Reproduce the listing word for word, leaving every picture behind.

= WORKING DATA =
------------

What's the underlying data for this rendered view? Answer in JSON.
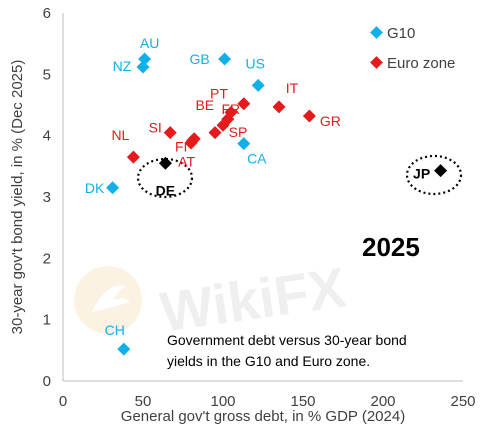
{
  "chart_data": {
    "type": "scatter",
    "title": "",
    "xlabel": "General gov't gross debt, in % GDP (2024)",
    "ylabel": "30-year gov't bond yield, in % (Dec 2025)",
    "xlim": [
      0,
      250
    ],
    "ylim": [
      0,
      6
    ],
    "xticks": [
      "0",
      "50",
      "100",
      "150",
      "200",
      "250"
    ],
    "yticks": [
      "0",
      "1",
      "2",
      "3",
      "4",
      "5",
      "6"
    ],
    "grid": false,
    "legend_position": "top-right",
    "year_label": "2025",
    "note": [
      "Government debt versus 30-year bond",
      "yields in the G10 and Euro zone."
    ],
    "series": [
      {
        "name": "G10",
        "color": "#12b0e8",
        "points": [
          {
            "label": "AU",
            "x": 51,
            "y": 5.25
          },
          {
            "label": "NZ",
            "x": 50,
            "y": 5.12
          },
          {
            "label": "GB",
            "x": 101,
            "y": 5.25
          },
          {
            "label": "US",
            "x": 122,
            "y": 4.82
          },
          {
            "label": "CA",
            "x": 113,
            "y": 3.87
          },
          {
            "label": "DK",
            "x": 31,
            "y": 3.15
          },
          {
            "label": "CH",
            "x": 38,
            "y": 0.52
          }
        ]
      },
      {
        "name": "Euro zone",
        "color": "#e41a1c",
        "points": [
          {
            "label": "PT",
            "x": 105,
            "y": 4.38
          },
          {
            "label": "IT",
            "x": 135,
            "y": 4.47
          },
          {
            "label": "FR",
            "x": 113,
            "y": 4.52
          },
          {
            "label": "GR",
            "x": 154,
            "y": 4.32
          },
          {
            "label": "SI",
            "x": 67,
            "y": 4.05
          },
          {
            "label": "BE",
            "x": 103,
            "y": 4.27
          },
          {
            "label": "SP",
            "x": 100,
            "y": 4.17
          },
          {
            "label": "",
            "x": 95,
            "y": 4.05
          },
          {
            "label": "FI",
            "x": 82,
            "y": 3.95
          },
          {
            "label": "",
            "x": 80,
            "y": 3.88
          },
          {
            "label": "AT",
            "x": 81,
            "y": 3.92
          },
          {
            "label": "NL",
            "x": 44,
            "y": 3.65
          }
        ]
      },
      {
        "name": "",
        "color": "#000000",
        "points": [
          {
            "label": "DE",
            "x": 64,
            "y": 3.55
          },
          {
            "label": "JP",
            "x": 236,
            "y": 3.43
          }
        ]
      }
    ]
  },
  "watermark": "WikiFX"
}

------------

= CORRECT RESULT =
What's the underlying data for this rendered view? Answer in JSON.
{
  "chart_data": {
    "type": "scatter",
    "title": "",
    "xlabel": "General gov't gross debt, in % GDP (2024)",
    "ylabel": "30-year gov't bond yield, in % (Dec 2025)",
    "xlim": [
      0,
      250
    ],
    "ylim": [
      0,
      6
    ],
    "xticks": [
      "0",
      "50",
      "100",
      "150",
      "200",
      "250"
    ],
    "yticks": [
      "0",
      "1",
      "2",
      "3",
      "4",
      "5",
      "6"
    ],
    "grid": false,
    "legend_position": "top-right",
    "year_label": "2025",
    "note": [
      "Government debt versus 30-year bond",
      "yields in the G10 and Euro zone."
    ],
    "series": [
      {
        "name": "G10",
        "color": "#12b0e8",
        "points": [
          {
            "label": "AU",
            "x": 51,
            "y": 5.25
          },
          {
            "label": "NZ",
            "x": 50,
            "y": 5.12
          },
          {
            "label": "GB",
            "x": 101,
            "y": 5.25
          },
          {
            "label": "US",
            "x": 122,
            "y": 4.82
          },
          {
            "label": "CA",
            "x": 113,
            "y": 3.87
          },
          {
            "label": "DK",
            "x": 31,
            "y": 3.15
          },
          {
            "label": "CH",
            "x": 38,
            "y": 0.52
          }
        ]
      },
      {
        "name": "Euro zone",
        "color": "#e41a1c",
        "points": [
          {
            "label": "PT",
            "x": 105,
            "y": 4.38
          },
          {
            "label": "IT",
            "x": 135,
            "y": 4.47
          },
          {
            "label": "FR",
            "x": 113,
            "y": 4.52
          },
          {
            "label": "GR",
            "x": 154,
            "y": 4.32
          },
          {
            "label": "SI",
            "x": 67,
            "y": 4.05
          },
          {
            "label": "BE",
            "x": 103,
            "y": 4.27
          },
          {
            "label": "SP",
            "x": 100,
            "y": 4.17
          },
          {
            "label": "",
            "x": 95,
            "y": 4.05
          },
          {
            "label": "FI",
            "x": 82,
            "y": 3.95
          },
          {
            "label": "",
            "x": 80,
            "y": 3.88
          },
          {
            "label": "AT",
            "x": 81,
            "y": 3.92
          },
          {
            "label": "NL",
            "x": 44,
            "y": 3.65
          }
        ]
      },
      {
        "name": "",
        "color": "#000000",
        "points": [
          {
            "label": "DE",
            "x": 64,
            "y": 3.55
          },
          {
            "label": "JP",
            "x": 236,
            "y": 3.43
          }
        ]
      }
    ]
  },
  "watermark": "WikiFX"
}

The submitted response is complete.